## Requirement
Copy out the entries in full and with complete accuracy; pictures are excluded.

(Figure dataset records)
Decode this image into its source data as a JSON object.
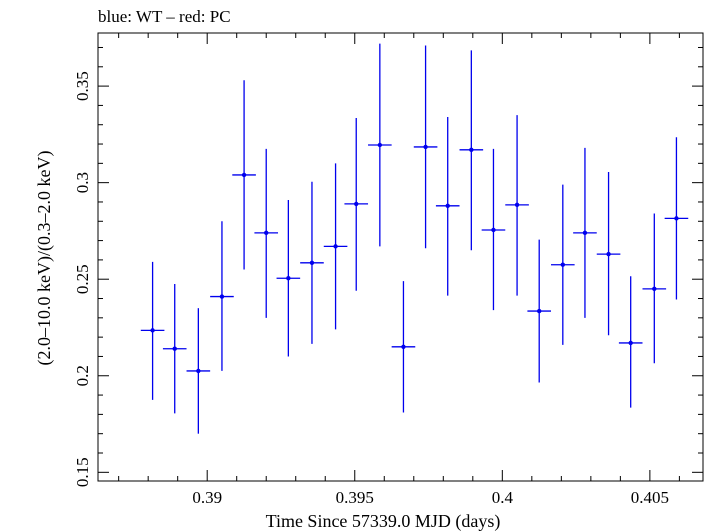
{
  "chart_data": {
    "type": "scatter",
    "title": "blue: WT – red: PC",
    "xlabel": "Time Since 57339.0 MJD (days)",
    "ylabel": "(2.0–10.0 keV)/(0.3–2.0 keV)",
    "xlim": [
      0.3863,
      0.4068
    ],
    "ylim": [
      0.1455,
      0.3775
    ],
    "x_ticks": [
      0.39,
      0.395,
      0.4,
      0.405
    ],
    "x_tick_labels": [
      "0.39",
      "0.395",
      "0.4",
      "0.405"
    ],
    "y_ticks": [
      0.15,
      0.2,
      0.25,
      0.3,
      0.35
    ],
    "y_tick_labels": [
      "0.15",
      "0.2",
      "0.25",
      "0.3",
      "0.35"
    ],
    "grid": false,
    "colors": {
      "series": "#0000ee",
      "axes": "#000000"
    },
    "series": [
      {
        "points": [
          {
            "x": 0.38815,
            "xerr": 0.0004,
            "y": 0.2235,
            "ylo": 0.1875,
            "yhi": 0.259
          },
          {
            "x": 0.3889,
            "xerr": 0.0004,
            "y": 0.214,
            "ylo": 0.1805,
            "yhi": 0.2475
          },
          {
            "x": 0.3897,
            "xerr": 0.0004,
            "y": 0.2025,
            "ylo": 0.17,
            "yhi": 0.235
          },
          {
            "x": 0.3905,
            "xerr": 0.0004,
            "y": 0.241,
            "ylo": 0.2025,
            "yhi": 0.28
          },
          {
            "x": 0.39125,
            "xerr": 0.0004,
            "y": 0.304,
            "ylo": 0.255,
            "yhi": 0.353
          },
          {
            "x": 0.392,
            "xerr": 0.0004,
            "y": 0.274,
            "ylo": 0.23,
            "yhi": 0.3175
          },
          {
            "x": 0.39275,
            "xerr": 0.0004,
            "y": 0.2505,
            "ylo": 0.21,
            "yhi": 0.291
          },
          {
            "x": 0.39355,
            "xerr": 0.0004,
            "y": 0.2585,
            "ylo": 0.2165,
            "yhi": 0.3005
          },
          {
            "x": 0.39435,
            "xerr": 0.0004,
            "y": 0.267,
            "ylo": 0.224,
            "yhi": 0.31
          },
          {
            "x": 0.39505,
            "xerr": 0.0004,
            "y": 0.289,
            "ylo": 0.244,
            "yhi": 0.3335
          },
          {
            "x": 0.39585,
            "xerr": 0.0004,
            "y": 0.3195,
            "ylo": 0.267,
            "yhi": 0.372
          },
          {
            "x": 0.39665,
            "xerr": 0.0004,
            "y": 0.215,
            "ylo": 0.181,
            "yhi": 0.249
          },
          {
            "x": 0.3974,
            "xerr": 0.0004,
            "y": 0.3185,
            "ylo": 0.266,
            "yhi": 0.371
          },
          {
            "x": 0.39815,
            "xerr": 0.0004,
            "y": 0.288,
            "ylo": 0.2415,
            "yhi": 0.334
          },
          {
            "x": 0.39895,
            "xerr": 0.0004,
            "y": 0.317,
            "ylo": 0.265,
            "yhi": 0.3685
          },
          {
            "x": 0.3997,
            "xerr": 0.0004,
            "y": 0.2755,
            "ylo": 0.234,
            "yhi": 0.3175
          },
          {
            "x": 0.4005,
            "xerr": 0.0004,
            "y": 0.2885,
            "ylo": 0.2415,
            "yhi": 0.335
          },
          {
            "x": 0.40125,
            "xerr": 0.0004,
            "y": 0.2335,
            "ylo": 0.1965,
            "yhi": 0.2705
          },
          {
            "x": 0.40205,
            "xerr": 0.0004,
            "y": 0.2575,
            "ylo": 0.216,
            "yhi": 0.299
          },
          {
            "x": 0.4028,
            "xerr": 0.0004,
            "y": 0.274,
            "ylo": 0.23,
            "yhi": 0.318
          },
          {
            "x": 0.4036,
            "xerr": 0.0004,
            "y": 0.263,
            "ylo": 0.221,
            "yhi": 0.3055
          },
          {
            "x": 0.40435,
            "xerr": 0.0004,
            "y": 0.217,
            "ylo": 0.1835,
            "yhi": 0.2515
          },
          {
            "x": 0.40515,
            "xerr": 0.0004,
            "y": 0.245,
            "ylo": 0.2065,
            "yhi": 0.284
          },
          {
            "x": 0.4059,
            "xerr": 0.0004,
            "y": 0.2815,
            "ylo": 0.2395,
            "yhi": 0.3235
          }
        ]
      }
    ]
  }
}
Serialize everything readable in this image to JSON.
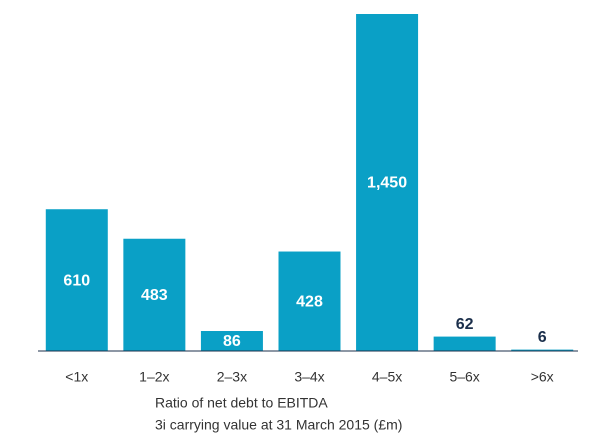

## Written response
Decode this image into its source data as a JSON object.
{
  "chart_data": {
    "type": "scatter",
    "title": "blue: WT – red: PC",
    "xlabel": "Time Since 57339.0 MJD (days)",
    "ylabel": "(2.0–10.0 keV)/(0.3–2.0 keV)",
    "xlim": [
      0.3863,
      0.4068
    ],
    "ylim": [
      0.1455,
      0.3775
    ],
    "x_ticks": [
      0.39,
      0.395,
      0.4,
      0.405
    ],
    "x_tick_labels": [
      "0.39",
      "0.395",
      "0.4",
      "0.405"
    ],
    "y_ticks": [
      0.15,
      0.2,
      0.25,
      0.3,
      0.35
    ],
    "y_tick_labels": [
      "0.15",
      "0.2",
      "0.25",
      "0.3",
      "0.35"
    ],
    "grid": false,
    "colors": {
      "series": "#0000ee",
      "axes": "#000000"
    },
    "series": [
      {
        "points": [
          {
            "x": 0.38815,
            "xerr": 0.0004,
            "y": 0.2235,
            "ylo": 0.1875,
            "yhi": 0.259
          },
          {
            "x": 0.3889,
            "xerr": 0.0004,
            "y": 0.214,
            "ylo": 0.1805,
            "yhi": 0.2475
          },
          {
            "x": 0.3897,
            "xerr": 0.0004,
            "y": 0.2025,
            "ylo": 0.17,
            "yhi": 0.235
          },
          {
            "x": 0.3905,
            "xerr": 0.0004,
            "y": 0.241,
            "ylo": 0.2025,
            "yhi": 0.28
          },
          {
            "x": 0.39125,
            "xerr": 0.0004,
            "y": 0.304,
            "ylo": 0.255,
            "yhi": 0.353
          },
          {
            "x": 0.392,
            "xerr": 0.0004,
            "y": 0.274,
            "ylo": 0.23,
            "yhi": 0.3175
          },
          {
            "x": 0.39275,
            "xerr": 0.0004,
            "y": 0.2505,
            "ylo": 0.21,
            "yhi": 0.291
          },
          {
            "x": 0.39355,
            "xerr": 0.0004,
            "y": 0.2585,
            "ylo": 0.2165,
            "yhi": 0.3005
          },
          {
            "x": 0.39435,
            "xerr": 0.0004,
            "y": 0.267,
            "ylo": 0.224,
            "yhi": 0.31
          },
          {
            "x": 0.39505,
            "xerr": 0.0004,
            "y": 0.289,
            "ylo": 0.244,
            "yhi": 0.3335
          },
          {
            "x": 0.39585,
            "xerr": 0.0004,
            "y": 0.3195,
            "ylo": 0.267,
            "yhi": 0.372
          },
          {
            "x": 0.39665,
            "xerr": 0.0004,
            "y": 0.215,
            "ylo": 0.181,
            "yhi": 0.249
          },
          {
            "x": 0.3974,
            "xerr": 0.0004,
            "y": 0.3185,
            "ylo": 0.266,
            "yhi": 0.371
          },
          {
            "x": 0.39815,
            "xerr": 0.0004,
            "y": 0.288,
            "ylo": 0.2415,
            "yhi": 0.334
          },
          {
            "x": 0.39895,
            "xerr": 0.0004,
            "y": 0.317,
            "ylo": 0.265,
            "yhi": 0.3685
          },
          {
            "x": 0.3997,
            "xerr": 0.0004,
            "y": 0.2755,
            "ylo": 0.234,
            "yhi": 0.3175
          },
          {
            "x": 0.4005,
            "xerr": 0.0004,
            "y": 0.2885,
            "ylo": 0.2415,
            "yhi": 0.335
          },
          {
            "x": 0.40125,
            "xerr": 0.0004,
            "y": 0.2335,
            "ylo": 0.1965,
            "yhi": 0.2705
          },
          {
            "x": 0.40205,
            "xerr": 0.0004,
            "y": 0.2575,
            "ylo": 0.216,
            "yhi": 0.299
          },
          {
            "x": 0.4028,
            "xerr": 0.0004,
            "y": 0.274,
            "ylo": 0.23,
            "yhi": 0.318
          },
          {
            "x": 0.4036,
            "xerr": 0.0004,
            "y": 0.263,
            "ylo": 0.221,
            "yhi": 0.3055
          },
          {
            "x": 0.40435,
            "xerr": 0.0004,
            "y": 0.217,
            "ylo": 0.1835,
            "yhi": 0.2515
          },
          {
            "x": 0.40515,
            "xerr": 0.0004,
            "y": 0.245,
            "ylo": 0.2065,
            "yhi": 0.284
          },
          {
            "x": 0.4059,
            "xerr": 0.0004,
            "y": 0.2815,
            "ylo": 0.2395,
            "yhi": 0.3235
          }
        ]
      }
    ]
  }
}
Serialize everything readable in this image to JSON.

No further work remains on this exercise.